| Task prompt |
Restate all of the entries exactly, dropping any pictures they hold.

— start of Data provided —

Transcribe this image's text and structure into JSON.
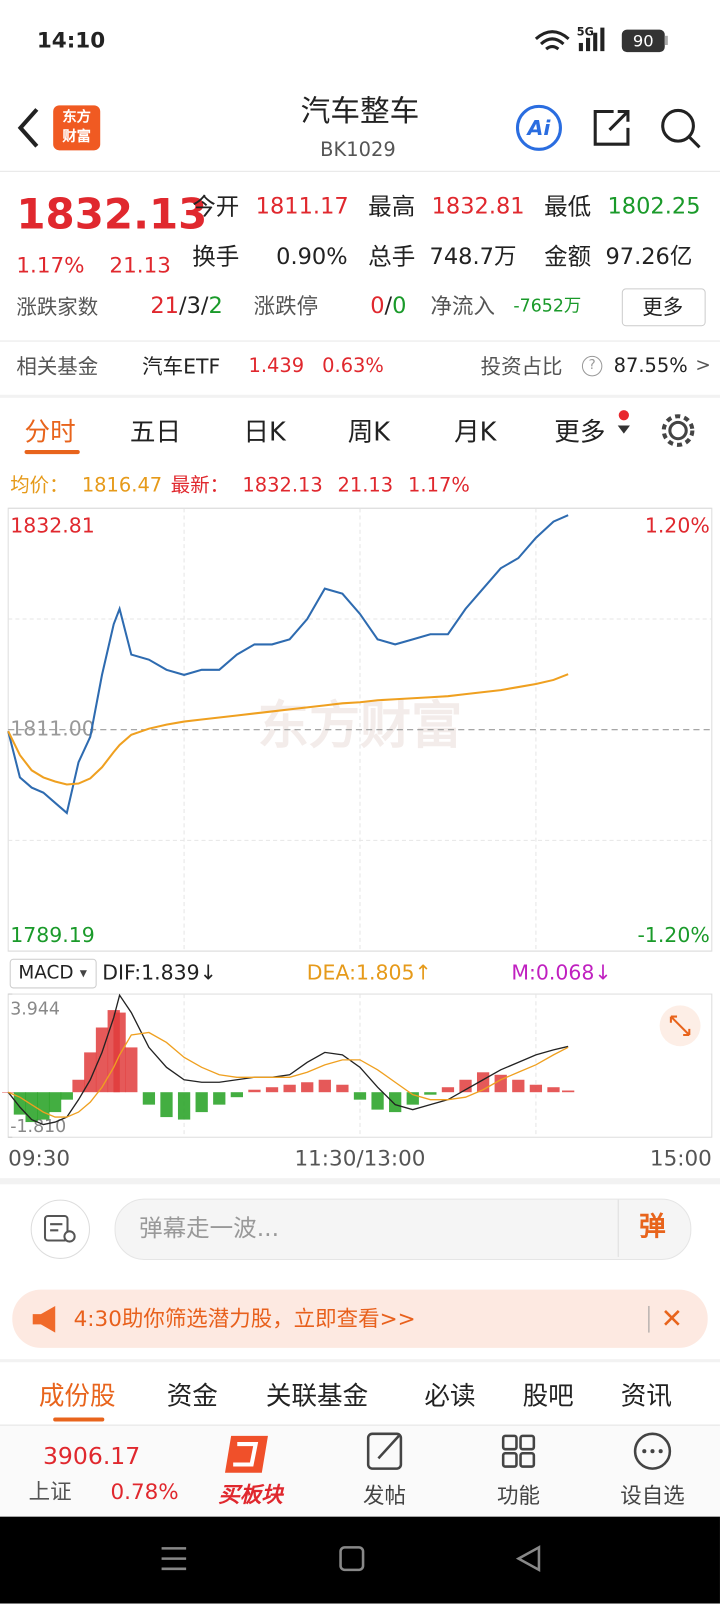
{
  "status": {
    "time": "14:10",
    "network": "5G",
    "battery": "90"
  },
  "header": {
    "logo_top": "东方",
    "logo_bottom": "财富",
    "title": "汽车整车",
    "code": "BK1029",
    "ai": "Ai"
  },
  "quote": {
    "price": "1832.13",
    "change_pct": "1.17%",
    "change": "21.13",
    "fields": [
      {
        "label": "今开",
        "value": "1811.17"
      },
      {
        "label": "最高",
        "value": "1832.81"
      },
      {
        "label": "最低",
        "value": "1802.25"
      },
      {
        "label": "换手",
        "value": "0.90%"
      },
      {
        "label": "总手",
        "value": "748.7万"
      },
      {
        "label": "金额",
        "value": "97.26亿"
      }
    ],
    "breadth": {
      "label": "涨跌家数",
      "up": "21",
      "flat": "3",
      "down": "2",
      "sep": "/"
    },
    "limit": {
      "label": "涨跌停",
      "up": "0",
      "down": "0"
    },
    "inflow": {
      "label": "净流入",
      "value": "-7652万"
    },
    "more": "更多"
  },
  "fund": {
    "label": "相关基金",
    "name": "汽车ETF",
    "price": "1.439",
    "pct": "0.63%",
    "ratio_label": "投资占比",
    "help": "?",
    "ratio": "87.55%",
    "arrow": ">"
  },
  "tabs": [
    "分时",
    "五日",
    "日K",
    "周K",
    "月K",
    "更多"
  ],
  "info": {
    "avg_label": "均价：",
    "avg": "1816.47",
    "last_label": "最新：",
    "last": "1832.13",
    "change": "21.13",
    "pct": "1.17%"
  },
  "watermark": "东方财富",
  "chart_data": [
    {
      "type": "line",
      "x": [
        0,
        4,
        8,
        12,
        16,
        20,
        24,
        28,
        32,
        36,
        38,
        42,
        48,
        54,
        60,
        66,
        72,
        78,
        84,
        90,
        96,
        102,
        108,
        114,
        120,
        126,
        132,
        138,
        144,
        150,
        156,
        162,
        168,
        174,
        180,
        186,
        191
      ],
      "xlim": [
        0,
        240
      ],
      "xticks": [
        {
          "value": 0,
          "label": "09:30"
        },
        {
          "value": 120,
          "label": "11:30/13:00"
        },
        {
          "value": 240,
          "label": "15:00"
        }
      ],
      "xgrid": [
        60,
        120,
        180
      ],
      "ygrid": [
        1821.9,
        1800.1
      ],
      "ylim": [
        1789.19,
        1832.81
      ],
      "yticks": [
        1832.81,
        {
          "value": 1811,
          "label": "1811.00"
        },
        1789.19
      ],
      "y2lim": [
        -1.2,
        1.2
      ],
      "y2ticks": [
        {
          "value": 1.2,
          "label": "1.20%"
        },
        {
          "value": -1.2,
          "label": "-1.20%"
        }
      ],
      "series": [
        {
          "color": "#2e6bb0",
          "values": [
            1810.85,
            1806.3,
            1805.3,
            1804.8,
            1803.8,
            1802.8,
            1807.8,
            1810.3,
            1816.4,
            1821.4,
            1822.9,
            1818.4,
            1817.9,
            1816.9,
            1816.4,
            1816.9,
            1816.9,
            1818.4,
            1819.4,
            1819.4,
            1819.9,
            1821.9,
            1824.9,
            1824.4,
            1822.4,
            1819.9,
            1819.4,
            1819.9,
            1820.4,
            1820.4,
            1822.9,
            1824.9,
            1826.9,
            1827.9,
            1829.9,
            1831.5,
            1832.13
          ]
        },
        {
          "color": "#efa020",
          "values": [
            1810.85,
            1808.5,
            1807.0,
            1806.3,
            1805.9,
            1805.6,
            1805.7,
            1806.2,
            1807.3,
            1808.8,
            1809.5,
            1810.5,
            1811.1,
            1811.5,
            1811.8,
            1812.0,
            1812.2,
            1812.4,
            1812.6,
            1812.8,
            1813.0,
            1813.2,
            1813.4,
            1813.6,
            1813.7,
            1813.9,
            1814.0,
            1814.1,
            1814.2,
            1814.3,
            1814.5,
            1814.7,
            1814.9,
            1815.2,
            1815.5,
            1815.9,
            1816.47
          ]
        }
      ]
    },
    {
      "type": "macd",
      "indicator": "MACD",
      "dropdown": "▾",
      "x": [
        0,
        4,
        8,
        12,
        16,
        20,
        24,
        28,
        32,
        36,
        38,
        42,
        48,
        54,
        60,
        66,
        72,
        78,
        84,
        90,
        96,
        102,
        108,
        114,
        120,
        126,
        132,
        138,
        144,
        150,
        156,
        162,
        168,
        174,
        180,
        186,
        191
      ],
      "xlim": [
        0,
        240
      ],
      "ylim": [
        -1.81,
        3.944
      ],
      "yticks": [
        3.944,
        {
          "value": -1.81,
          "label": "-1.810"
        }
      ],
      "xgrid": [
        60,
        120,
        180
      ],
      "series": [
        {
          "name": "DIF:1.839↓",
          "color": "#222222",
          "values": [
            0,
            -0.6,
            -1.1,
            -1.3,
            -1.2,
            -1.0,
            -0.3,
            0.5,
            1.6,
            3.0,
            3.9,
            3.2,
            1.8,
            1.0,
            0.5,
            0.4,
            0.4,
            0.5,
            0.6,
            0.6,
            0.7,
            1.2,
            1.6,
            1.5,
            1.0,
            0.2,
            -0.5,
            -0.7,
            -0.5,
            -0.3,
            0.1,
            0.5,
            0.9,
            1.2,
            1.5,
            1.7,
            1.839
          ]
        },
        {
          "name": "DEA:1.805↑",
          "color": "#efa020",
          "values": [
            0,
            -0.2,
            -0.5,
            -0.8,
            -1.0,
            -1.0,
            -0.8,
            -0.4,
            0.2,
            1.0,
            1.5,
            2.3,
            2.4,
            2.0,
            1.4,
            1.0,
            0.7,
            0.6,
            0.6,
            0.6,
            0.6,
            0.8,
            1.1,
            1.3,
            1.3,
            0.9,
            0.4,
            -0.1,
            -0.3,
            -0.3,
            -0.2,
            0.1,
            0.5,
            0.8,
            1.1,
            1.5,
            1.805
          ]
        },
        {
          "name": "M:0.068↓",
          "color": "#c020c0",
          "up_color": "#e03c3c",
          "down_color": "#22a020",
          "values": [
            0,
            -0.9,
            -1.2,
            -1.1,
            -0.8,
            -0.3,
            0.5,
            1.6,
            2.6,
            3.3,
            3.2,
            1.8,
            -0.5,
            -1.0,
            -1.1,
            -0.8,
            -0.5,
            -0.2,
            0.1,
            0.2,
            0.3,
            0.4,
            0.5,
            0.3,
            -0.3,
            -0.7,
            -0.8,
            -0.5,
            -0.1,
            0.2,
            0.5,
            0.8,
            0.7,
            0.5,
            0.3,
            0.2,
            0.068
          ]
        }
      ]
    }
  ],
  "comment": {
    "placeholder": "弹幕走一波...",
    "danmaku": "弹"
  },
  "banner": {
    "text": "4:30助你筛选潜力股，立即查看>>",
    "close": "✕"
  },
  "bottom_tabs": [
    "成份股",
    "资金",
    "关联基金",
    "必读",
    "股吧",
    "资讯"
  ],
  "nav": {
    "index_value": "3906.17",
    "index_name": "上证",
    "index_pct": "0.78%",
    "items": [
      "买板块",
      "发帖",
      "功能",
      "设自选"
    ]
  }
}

— end of Data provided —

| Solution to this problem |
Transcribe this image's text and structure into JSON.
{
  "status": {
    "time": "14:10",
    "network": "5G",
    "battery": "90"
  },
  "header": {
    "logo_top": "东方",
    "logo_bottom": "财富",
    "title": "汽车整车",
    "code": "BK1029",
    "ai": "Ai"
  },
  "quote": {
    "price": "1832.13",
    "change_pct": "1.17%",
    "change": "21.13",
    "fields": [
      {
        "label": "今开",
        "value": "1811.17"
      },
      {
        "label": "最高",
        "value": "1832.81"
      },
      {
        "label": "最低",
        "value": "1802.25"
      },
      {
        "label": "换手",
        "value": "0.90%"
      },
      {
        "label": "总手",
        "value": "748.7万"
      },
      {
        "label": "金额",
        "value": "97.26亿"
      }
    ],
    "breadth": {
      "label": "涨跌家数",
      "up": "21",
      "flat": "3",
      "down": "2",
      "sep": "/"
    },
    "limit": {
      "label": "涨跌停",
      "up": "0",
      "down": "0"
    },
    "inflow": {
      "label": "净流入",
      "value": "-7652万"
    },
    "more": "更多"
  },
  "fund": {
    "label": "相关基金",
    "name": "汽车ETF",
    "price": "1.439",
    "pct": "0.63%",
    "ratio_label": "投资占比",
    "help": "?",
    "ratio": "87.55%",
    "arrow": ">"
  },
  "tabs": [
    "分时",
    "五日",
    "日K",
    "周K",
    "月K",
    "更多"
  ],
  "info": {
    "avg_label": "均价：",
    "avg": "1816.47",
    "last_label": "最新：",
    "last": "1832.13",
    "change": "21.13",
    "pct": "1.17%"
  },
  "watermark": "东方财富",
  "chart_data": [
    {
      "type": "line",
      "x": [
        0,
        4,
        8,
        12,
        16,
        20,
        24,
        28,
        32,
        36,
        38,
        42,
        48,
        54,
        60,
        66,
        72,
        78,
        84,
        90,
        96,
        102,
        108,
        114,
        120,
        126,
        132,
        138,
        144,
        150,
        156,
        162,
        168,
        174,
        180,
        186,
        191
      ],
      "xlim": [
        0,
        240
      ],
      "xticks": [
        {
          "value": 0,
          "label": "09:30"
        },
        {
          "value": 120,
          "label": "11:30/13:00"
        },
        {
          "value": 240,
          "label": "15:00"
        }
      ],
      "xgrid": [
        60,
        120,
        180
      ],
      "ygrid": [
        1821.9,
        1800.1
      ],
      "ylim": [
        1789.19,
        1832.81
      ],
      "yticks": [
        1832.81,
        {
          "value": 1811,
          "label": "1811.00"
        },
        1789.19
      ],
      "y2lim": [
        -1.2,
        1.2
      ],
      "y2ticks": [
        {
          "value": 1.2,
          "label": "1.20%"
        },
        {
          "value": -1.2,
          "label": "-1.20%"
        }
      ],
      "series": [
        {
          "color": "#2e6bb0",
          "values": [
            1810.85,
            1806.3,
            1805.3,
            1804.8,
            1803.8,
            1802.8,
            1807.8,
            1810.3,
            1816.4,
            1821.4,
            1822.9,
            1818.4,
            1817.9,
            1816.9,
            1816.4,
            1816.9,
            1816.9,
            1818.4,
            1819.4,
            1819.4,
            1819.9,
            1821.9,
            1824.9,
            1824.4,
            1822.4,
            1819.9,
            1819.4,
            1819.9,
            1820.4,
            1820.4,
            1822.9,
            1824.9,
            1826.9,
            1827.9,
            1829.9,
            1831.5,
            1832.13
          ]
        },
        {
          "color": "#efa020",
          "values": [
            1810.85,
            1808.5,
            1807.0,
            1806.3,
            1805.9,
            1805.6,
            1805.7,
            1806.2,
            1807.3,
            1808.8,
            1809.5,
            1810.5,
            1811.1,
            1811.5,
            1811.8,
            1812.0,
            1812.2,
            1812.4,
            1812.6,
            1812.8,
            1813.0,
            1813.2,
            1813.4,
            1813.6,
            1813.7,
            1813.9,
            1814.0,
            1814.1,
            1814.2,
            1814.3,
            1814.5,
            1814.7,
            1814.9,
            1815.2,
            1815.5,
            1815.9,
            1816.47
          ]
        }
      ]
    },
    {
      "type": "macd",
      "indicator": "MACD",
      "dropdown": "▾",
      "x": [
        0,
        4,
        8,
        12,
        16,
        20,
        24,
        28,
        32,
        36,
        38,
        42,
        48,
        54,
        60,
        66,
        72,
        78,
        84,
        90,
        96,
        102,
        108,
        114,
        120,
        126,
        132,
        138,
        144,
        150,
        156,
        162,
        168,
        174,
        180,
        186,
        191
      ],
      "xlim": [
        0,
        240
      ],
      "ylim": [
        -1.81,
        3.944
      ],
      "yticks": [
        3.944,
        {
          "value": -1.81,
          "label": "-1.810"
        }
      ],
      "xgrid": [
        60,
        120,
        180
      ],
      "series": [
        {
          "name": "DIF:1.839↓",
          "color": "#222222",
          "values": [
            0,
            -0.6,
            -1.1,
            -1.3,
            -1.2,
            -1.0,
            -0.3,
            0.5,
            1.6,
            3.0,
            3.9,
            3.2,
            1.8,
            1.0,
            0.5,
            0.4,
            0.4,
            0.5,
            0.6,
            0.6,
            0.7,
            1.2,
            1.6,
            1.5,
            1.0,
            0.2,
            -0.5,
            -0.7,
            -0.5,
            -0.3,
            0.1,
            0.5,
            0.9,
            1.2,
            1.5,
            1.7,
            1.839
          ]
        },
        {
          "name": "DEA:1.805↑",
          "color": "#efa020",
          "values": [
            0,
            -0.2,
            -0.5,
            -0.8,
            -1.0,
            -1.0,
            -0.8,
            -0.4,
            0.2,
            1.0,
            1.5,
            2.3,
            2.4,
            2.0,
            1.4,
            1.0,
            0.7,
            0.6,
            0.6,
            0.6,
            0.6,
            0.8,
            1.1,
            1.3,
            1.3,
            0.9,
            0.4,
            -0.1,
            -0.3,
            -0.3,
            -0.2,
            0.1,
            0.5,
            0.8,
            1.1,
            1.5,
            1.805
          ]
        },
        {
          "name": "M:0.068↓",
          "color": "#c020c0",
          "up_color": "#e03c3c",
          "down_color": "#22a020",
          "values": [
            0,
            -0.9,
            -1.2,
            -1.1,
            -0.8,
            -0.3,
            0.5,
            1.6,
            2.6,
            3.3,
            3.2,
            1.8,
            -0.5,
            -1.0,
            -1.1,
            -0.8,
            -0.5,
            -0.2,
            0.1,
            0.2,
            0.3,
            0.4,
            0.5,
            0.3,
            -0.3,
            -0.7,
            -0.8,
            -0.5,
            -0.1,
            0.2,
            0.5,
            0.8,
            0.7,
            0.5,
            0.3,
            0.2,
            0.068
          ]
        }
      ]
    }
  ],
  "comment": {
    "placeholder": "弹幕走一波...",
    "danmaku": "弹"
  },
  "banner": {
    "text": "4:30助你筛选潜力股，立即查看>>",
    "close": "✕"
  },
  "bottom_tabs": [
    "成份股",
    "资金",
    "关联基金",
    "必读",
    "股吧",
    "资讯"
  ],
  "nav": {
    "index_value": "3906.17",
    "index_name": "上证",
    "index_pct": "0.78%",
    "items": [
      "买板块",
      "发帖",
      "功能",
      "设自选"
    ]
  }
}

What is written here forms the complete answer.